---- Given records

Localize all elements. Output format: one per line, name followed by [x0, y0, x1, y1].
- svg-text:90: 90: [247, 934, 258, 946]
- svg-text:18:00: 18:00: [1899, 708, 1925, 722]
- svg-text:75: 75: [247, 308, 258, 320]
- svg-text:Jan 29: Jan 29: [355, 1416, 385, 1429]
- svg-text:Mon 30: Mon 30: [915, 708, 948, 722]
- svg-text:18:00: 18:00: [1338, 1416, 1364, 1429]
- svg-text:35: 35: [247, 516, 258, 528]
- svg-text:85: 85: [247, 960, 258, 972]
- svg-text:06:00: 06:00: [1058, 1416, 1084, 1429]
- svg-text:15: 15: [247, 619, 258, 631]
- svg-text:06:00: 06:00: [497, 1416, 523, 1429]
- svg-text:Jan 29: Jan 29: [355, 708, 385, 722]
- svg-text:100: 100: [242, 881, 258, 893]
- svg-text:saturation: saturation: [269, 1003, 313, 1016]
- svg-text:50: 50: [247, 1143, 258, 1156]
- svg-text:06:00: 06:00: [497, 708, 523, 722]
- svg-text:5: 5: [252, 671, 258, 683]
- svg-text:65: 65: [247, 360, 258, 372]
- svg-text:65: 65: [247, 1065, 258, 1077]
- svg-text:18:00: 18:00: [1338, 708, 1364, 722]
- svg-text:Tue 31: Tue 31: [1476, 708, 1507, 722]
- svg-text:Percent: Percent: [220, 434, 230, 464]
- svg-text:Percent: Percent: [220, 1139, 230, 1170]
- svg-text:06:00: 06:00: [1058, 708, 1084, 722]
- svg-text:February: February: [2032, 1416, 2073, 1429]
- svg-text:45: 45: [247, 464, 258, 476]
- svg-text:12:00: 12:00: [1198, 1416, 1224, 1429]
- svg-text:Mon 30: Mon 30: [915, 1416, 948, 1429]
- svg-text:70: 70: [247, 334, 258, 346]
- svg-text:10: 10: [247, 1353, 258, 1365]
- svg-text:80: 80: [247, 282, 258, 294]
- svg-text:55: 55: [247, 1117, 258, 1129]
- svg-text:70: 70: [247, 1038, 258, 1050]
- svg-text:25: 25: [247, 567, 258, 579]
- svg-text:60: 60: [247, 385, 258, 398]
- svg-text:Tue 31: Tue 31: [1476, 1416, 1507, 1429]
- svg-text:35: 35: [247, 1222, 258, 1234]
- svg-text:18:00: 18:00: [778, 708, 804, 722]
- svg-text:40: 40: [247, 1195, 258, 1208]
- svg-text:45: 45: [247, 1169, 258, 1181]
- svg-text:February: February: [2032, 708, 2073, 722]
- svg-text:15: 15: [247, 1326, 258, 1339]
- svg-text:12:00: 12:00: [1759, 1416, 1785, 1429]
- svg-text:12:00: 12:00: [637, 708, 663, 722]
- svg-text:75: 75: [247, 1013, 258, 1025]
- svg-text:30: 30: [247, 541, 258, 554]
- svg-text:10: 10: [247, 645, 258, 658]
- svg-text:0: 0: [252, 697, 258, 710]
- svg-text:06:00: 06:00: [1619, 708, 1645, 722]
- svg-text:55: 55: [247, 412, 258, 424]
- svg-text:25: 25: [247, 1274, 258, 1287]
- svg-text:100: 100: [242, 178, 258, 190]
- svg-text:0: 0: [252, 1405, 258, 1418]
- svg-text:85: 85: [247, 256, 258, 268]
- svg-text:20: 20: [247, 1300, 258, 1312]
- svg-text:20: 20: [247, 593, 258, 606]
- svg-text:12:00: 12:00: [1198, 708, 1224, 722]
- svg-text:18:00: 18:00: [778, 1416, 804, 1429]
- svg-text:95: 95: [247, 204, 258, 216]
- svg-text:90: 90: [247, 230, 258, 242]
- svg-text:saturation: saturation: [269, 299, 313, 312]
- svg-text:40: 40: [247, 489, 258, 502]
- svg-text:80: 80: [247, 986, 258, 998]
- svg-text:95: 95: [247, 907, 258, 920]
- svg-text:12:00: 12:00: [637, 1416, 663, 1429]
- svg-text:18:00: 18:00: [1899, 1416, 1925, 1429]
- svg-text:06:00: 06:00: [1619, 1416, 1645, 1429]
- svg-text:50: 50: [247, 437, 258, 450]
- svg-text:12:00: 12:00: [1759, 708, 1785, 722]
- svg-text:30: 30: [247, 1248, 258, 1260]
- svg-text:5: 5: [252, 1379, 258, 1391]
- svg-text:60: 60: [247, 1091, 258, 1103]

--------

→ Given exercise
Copy out all the lines above, swapping every "Percent" for "Share" and leaving everything else unchanged.

→ Complete response
Localize all elements. Output format: one per line, name followed by [x0, y0, x1, y1].
- svg-text:90: 90: [247, 934, 258, 946]
- svg-text:18:00: 18:00: [1899, 708, 1925, 722]
- svg-text:75: 75: [247, 308, 258, 320]
- svg-text:Jan 29: Jan 29: [355, 1416, 385, 1429]
- svg-text:Mon 30: Mon 30: [915, 708, 948, 722]
- svg-text:18:00: 18:00: [1338, 1416, 1364, 1429]
- svg-text:35: 35: [247, 516, 258, 528]
- svg-text:85: 85: [247, 960, 258, 972]
- svg-text:06:00: 06:00: [1058, 1416, 1084, 1429]
- svg-text:15: 15: [247, 619, 258, 631]
- svg-text:06:00: 06:00: [497, 1416, 523, 1429]
- svg-text:Jan 29: Jan 29: [355, 708, 385, 722]
- svg-text:100: 100: [242, 881, 258, 893]
- svg-text:saturation: saturation: [269, 1003, 313, 1016]
- svg-text:50: 50: [247, 1143, 258, 1156]
- svg-text:06:00: 06:00: [497, 708, 523, 722]
- svg-text:5: 5: [252, 671, 258, 683]
- svg-text:65: 65: [247, 360, 258, 372]
- svg-text:65: 65: [247, 1065, 258, 1077]
- svg-text:18:00: 18:00: [1338, 708, 1364, 722]
- svg-text:Tue 31: Tue 31: [1476, 708, 1507, 722]
- svg-text:Share: Share: [220, 434, 230, 464]
- svg-text:Share: Share: [220, 1139, 230, 1170]
- svg-text:06:00: 06:00: [1058, 708, 1084, 722]
- svg-text:February: February: [2032, 1416, 2073, 1429]
- svg-text:45: 45: [247, 464, 258, 476]
- svg-text:12:00: 12:00: [1198, 1416, 1224, 1429]
- svg-text:Mon 30: Mon 30: [915, 1416, 948, 1429]
- svg-text:70: 70: [247, 334, 258, 346]
- svg-text:10: 10: [247, 1353, 258, 1365]
- svg-text:80: 80: [247, 282, 258, 294]
- svg-text:55: 55: [247, 1117, 258, 1129]
- svg-text:70: 70: [247, 1038, 258, 1050]
- svg-text:25: 25: [247, 567, 258, 579]
- svg-text:60: 60: [247, 385, 258, 398]
- svg-text:Tue 31: Tue 31: [1476, 1416, 1507, 1429]
- svg-text:35: 35: [247, 1222, 258, 1234]
- svg-text:18:00: 18:00: [778, 708, 804, 722]
- svg-text:40: 40: [247, 1195, 258, 1208]
- svg-text:45: 45: [247, 1169, 258, 1181]
- svg-text:February: February: [2032, 708, 2073, 722]
- svg-text:15: 15: [247, 1326, 258, 1339]
- svg-text:12:00: 12:00: [1759, 1416, 1785, 1429]
- svg-text:12:00: 12:00: [637, 708, 663, 722]
- svg-text:75: 75: [247, 1013, 258, 1025]
- svg-text:30: 30: [247, 541, 258, 554]
- svg-text:10: 10: [247, 645, 258, 658]
- svg-text:0: 0: [252, 697, 258, 710]
- svg-text:06:00: 06:00: [1619, 708, 1645, 722]
- svg-text:55: 55: [247, 412, 258, 424]
- svg-text:25: 25: [247, 1274, 258, 1287]
- svg-text:100: 100: [242, 178, 258, 190]
- svg-text:0: 0: [252, 1405, 258, 1418]
- svg-text:85: 85: [247, 256, 258, 268]
- svg-text:20: 20: [247, 1300, 258, 1312]
- svg-text:20: 20: [247, 593, 258, 606]
- svg-text:12:00: 12:00: [1198, 708, 1224, 722]
- svg-text:18:00: 18:00: [778, 1416, 804, 1429]
- svg-text:95: 95: [247, 204, 258, 216]
- svg-text:90: 90: [247, 230, 258, 242]
- svg-text:saturation: saturation: [269, 299, 313, 312]
- svg-text:40: 40: [247, 489, 258, 502]
- svg-text:80: 80: [247, 986, 258, 998]
- svg-text:95: 95: [247, 907, 258, 920]
- svg-text:12:00: 12:00: [637, 1416, 663, 1429]
- svg-text:18:00: 18:00: [1899, 1416, 1925, 1429]
- svg-text:06:00: 06:00: [1619, 1416, 1645, 1429]
- svg-text:50: 50: [247, 437, 258, 450]
- svg-text:12:00: 12:00: [1759, 708, 1785, 722]
- svg-text:30: 30: [247, 1248, 258, 1260]
- svg-text:5: 5: [252, 1379, 258, 1391]
- svg-text:60: 60: [247, 1091, 258, 1103]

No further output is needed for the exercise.